--- Start of RECORDS FOR THE TASK ---
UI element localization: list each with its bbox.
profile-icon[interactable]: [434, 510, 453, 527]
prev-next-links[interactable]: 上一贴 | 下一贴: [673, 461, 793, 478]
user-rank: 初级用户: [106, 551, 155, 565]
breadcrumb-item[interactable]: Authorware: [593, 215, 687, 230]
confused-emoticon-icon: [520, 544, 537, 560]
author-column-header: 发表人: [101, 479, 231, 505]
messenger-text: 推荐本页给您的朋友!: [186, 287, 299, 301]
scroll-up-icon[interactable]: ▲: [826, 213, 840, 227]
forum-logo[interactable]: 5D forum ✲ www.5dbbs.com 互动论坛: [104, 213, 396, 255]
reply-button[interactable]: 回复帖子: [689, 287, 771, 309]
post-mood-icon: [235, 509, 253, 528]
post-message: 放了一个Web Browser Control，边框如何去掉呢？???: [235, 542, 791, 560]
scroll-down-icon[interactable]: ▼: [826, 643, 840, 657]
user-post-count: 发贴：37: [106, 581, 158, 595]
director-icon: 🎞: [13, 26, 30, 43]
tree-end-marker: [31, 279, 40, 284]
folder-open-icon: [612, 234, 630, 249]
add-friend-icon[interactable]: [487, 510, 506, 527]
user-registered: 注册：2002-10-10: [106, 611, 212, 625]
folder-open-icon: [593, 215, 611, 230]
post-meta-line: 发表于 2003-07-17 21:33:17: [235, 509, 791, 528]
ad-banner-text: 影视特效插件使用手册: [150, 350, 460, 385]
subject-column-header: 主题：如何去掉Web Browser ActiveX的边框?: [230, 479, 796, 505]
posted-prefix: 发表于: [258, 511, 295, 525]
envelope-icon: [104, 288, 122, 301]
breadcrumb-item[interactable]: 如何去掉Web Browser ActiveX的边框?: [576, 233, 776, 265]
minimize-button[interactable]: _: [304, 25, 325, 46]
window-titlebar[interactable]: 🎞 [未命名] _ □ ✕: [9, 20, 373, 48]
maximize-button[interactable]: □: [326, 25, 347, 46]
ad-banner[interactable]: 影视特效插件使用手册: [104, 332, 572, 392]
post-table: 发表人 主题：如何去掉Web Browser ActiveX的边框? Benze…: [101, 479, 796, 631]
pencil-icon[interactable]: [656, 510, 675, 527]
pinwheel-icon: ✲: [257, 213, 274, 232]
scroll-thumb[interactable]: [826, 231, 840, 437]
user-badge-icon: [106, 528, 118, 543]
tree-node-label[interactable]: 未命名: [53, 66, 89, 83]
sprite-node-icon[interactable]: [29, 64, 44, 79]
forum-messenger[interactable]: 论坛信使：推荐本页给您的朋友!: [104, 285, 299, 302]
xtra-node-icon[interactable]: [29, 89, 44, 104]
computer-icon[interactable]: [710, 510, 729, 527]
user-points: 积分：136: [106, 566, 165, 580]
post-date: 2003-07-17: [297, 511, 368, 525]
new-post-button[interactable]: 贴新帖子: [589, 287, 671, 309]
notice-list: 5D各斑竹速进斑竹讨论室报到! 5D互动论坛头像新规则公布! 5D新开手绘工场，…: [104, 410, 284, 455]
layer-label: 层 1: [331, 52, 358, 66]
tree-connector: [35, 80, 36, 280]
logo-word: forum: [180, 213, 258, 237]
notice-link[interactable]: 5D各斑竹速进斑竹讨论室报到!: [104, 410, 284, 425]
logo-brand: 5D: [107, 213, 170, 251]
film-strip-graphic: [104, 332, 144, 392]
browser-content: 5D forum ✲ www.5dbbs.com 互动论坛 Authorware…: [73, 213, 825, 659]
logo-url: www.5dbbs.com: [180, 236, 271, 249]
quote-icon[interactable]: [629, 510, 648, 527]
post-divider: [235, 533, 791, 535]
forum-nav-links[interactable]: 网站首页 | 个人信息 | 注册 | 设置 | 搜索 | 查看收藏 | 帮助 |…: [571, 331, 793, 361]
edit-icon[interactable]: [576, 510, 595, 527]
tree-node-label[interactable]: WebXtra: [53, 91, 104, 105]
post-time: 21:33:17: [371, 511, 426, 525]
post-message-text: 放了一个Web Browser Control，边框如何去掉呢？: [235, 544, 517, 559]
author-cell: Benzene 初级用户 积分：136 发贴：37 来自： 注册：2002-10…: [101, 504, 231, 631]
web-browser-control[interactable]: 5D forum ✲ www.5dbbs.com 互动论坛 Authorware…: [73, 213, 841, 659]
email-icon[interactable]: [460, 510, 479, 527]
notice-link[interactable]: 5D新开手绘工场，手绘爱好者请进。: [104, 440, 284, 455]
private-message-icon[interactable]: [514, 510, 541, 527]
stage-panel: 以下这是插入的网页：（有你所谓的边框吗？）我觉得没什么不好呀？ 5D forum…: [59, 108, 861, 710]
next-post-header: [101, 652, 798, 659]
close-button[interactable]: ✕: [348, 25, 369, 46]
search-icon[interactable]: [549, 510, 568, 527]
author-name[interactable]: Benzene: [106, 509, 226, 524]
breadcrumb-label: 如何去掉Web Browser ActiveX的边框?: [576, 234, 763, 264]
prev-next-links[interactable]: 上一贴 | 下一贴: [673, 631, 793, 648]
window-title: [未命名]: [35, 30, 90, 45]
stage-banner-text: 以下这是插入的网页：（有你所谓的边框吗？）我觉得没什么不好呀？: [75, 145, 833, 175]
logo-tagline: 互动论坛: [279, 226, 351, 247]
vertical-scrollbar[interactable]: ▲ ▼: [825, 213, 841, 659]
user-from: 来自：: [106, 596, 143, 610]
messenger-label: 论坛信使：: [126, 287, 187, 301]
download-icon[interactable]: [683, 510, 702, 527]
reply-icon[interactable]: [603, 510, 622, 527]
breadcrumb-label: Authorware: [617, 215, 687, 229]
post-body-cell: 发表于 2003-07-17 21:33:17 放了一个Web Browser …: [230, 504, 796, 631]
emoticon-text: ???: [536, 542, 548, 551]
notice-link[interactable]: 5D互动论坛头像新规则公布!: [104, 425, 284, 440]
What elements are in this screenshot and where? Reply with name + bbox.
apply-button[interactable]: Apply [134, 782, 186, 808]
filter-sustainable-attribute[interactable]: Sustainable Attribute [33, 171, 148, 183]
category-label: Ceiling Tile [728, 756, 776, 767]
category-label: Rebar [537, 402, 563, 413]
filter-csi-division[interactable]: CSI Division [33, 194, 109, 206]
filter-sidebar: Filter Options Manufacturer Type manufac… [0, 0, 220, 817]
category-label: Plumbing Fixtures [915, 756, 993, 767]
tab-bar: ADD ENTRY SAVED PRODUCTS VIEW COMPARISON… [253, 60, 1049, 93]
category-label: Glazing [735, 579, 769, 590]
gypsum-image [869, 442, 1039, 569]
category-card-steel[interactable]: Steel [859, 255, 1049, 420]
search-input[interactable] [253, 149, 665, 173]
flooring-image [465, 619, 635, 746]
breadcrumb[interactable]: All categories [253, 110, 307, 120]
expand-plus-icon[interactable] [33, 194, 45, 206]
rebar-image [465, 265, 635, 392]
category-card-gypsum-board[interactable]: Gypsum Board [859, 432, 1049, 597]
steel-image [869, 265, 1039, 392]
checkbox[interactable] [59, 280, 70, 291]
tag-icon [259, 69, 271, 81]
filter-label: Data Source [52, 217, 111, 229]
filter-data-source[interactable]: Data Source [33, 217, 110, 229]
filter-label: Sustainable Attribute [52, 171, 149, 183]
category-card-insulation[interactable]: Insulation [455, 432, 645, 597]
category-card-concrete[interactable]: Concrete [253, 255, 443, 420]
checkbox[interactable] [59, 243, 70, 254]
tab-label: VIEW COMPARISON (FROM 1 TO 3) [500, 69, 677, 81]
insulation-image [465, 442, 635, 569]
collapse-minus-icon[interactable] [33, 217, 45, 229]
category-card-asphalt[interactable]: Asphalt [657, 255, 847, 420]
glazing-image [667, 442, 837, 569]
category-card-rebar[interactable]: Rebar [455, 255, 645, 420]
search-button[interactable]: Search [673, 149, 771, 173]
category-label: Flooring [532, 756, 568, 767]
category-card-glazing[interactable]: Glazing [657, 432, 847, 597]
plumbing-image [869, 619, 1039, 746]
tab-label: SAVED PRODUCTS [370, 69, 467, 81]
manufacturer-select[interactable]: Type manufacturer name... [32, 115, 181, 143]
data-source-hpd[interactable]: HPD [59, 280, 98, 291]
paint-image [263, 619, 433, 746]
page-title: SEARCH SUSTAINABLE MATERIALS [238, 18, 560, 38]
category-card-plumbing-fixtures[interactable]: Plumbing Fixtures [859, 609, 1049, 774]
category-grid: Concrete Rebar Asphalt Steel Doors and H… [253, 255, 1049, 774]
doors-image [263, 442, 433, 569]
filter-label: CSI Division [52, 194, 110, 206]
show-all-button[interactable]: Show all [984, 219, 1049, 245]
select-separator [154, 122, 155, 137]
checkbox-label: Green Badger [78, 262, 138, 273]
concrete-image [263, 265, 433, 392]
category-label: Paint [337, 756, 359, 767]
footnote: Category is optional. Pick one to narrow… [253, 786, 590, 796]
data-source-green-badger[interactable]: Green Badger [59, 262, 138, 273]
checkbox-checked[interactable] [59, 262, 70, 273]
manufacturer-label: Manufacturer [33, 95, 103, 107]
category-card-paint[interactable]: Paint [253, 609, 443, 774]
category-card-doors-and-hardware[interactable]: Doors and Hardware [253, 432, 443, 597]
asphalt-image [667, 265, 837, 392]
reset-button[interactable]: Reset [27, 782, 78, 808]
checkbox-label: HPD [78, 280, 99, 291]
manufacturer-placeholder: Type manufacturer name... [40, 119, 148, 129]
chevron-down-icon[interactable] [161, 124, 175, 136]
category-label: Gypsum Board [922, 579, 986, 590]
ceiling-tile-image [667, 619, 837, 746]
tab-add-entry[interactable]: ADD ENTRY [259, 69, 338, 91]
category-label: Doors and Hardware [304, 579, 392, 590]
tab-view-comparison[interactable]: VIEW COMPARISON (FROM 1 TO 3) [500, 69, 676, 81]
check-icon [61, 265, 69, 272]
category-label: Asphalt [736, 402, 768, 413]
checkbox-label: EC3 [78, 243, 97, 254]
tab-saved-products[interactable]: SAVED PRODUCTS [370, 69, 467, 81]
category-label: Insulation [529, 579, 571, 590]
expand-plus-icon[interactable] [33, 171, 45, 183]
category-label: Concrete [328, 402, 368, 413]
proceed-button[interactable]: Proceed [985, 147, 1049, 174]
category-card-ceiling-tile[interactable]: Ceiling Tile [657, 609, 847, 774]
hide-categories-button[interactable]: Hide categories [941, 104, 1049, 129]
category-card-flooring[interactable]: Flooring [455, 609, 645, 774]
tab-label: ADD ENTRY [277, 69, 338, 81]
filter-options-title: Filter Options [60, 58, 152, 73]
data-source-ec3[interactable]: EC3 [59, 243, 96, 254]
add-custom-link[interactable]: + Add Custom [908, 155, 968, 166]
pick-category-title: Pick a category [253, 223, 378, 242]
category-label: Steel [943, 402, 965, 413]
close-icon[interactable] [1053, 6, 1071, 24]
--- End of RECORDS FOR THE TASK ---
Print everything from the first of the lines above down to the line containing "post-mood-icon: [235, 509, 253, 528]", with both ends included and nothing changed.

UI element localization: list each with its bbox.
profile-icon[interactable]: [434, 510, 453, 527]
prev-next-links[interactable]: 上一贴 | 下一贴: [673, 461, 793, 478]
user-rank: 初级用户: [106, 551, 155, 565]
breadcrumb-item[interactable]: Authorware: [593, 215, 687, 230]
confused-emoticon-icon: [520, 544, 537, 560]
author-column-header: 发表人: [101, 479, 231, 505]
messenger-text: 推荐本页给您的朋友!: [186, 287, 299, 301]
scroll-up-icon[interactable]: ▲: [826, 213, 840, 227]
forum-logo[interactable]: 5D forum ✲ www.5dbbs.com 互动论坛: [104, 213, 396, 255]
reply-button[interactable]: 回复帖子: [689, 287, 771, 309]
post-mood-icon: [235, 509, 253, 528]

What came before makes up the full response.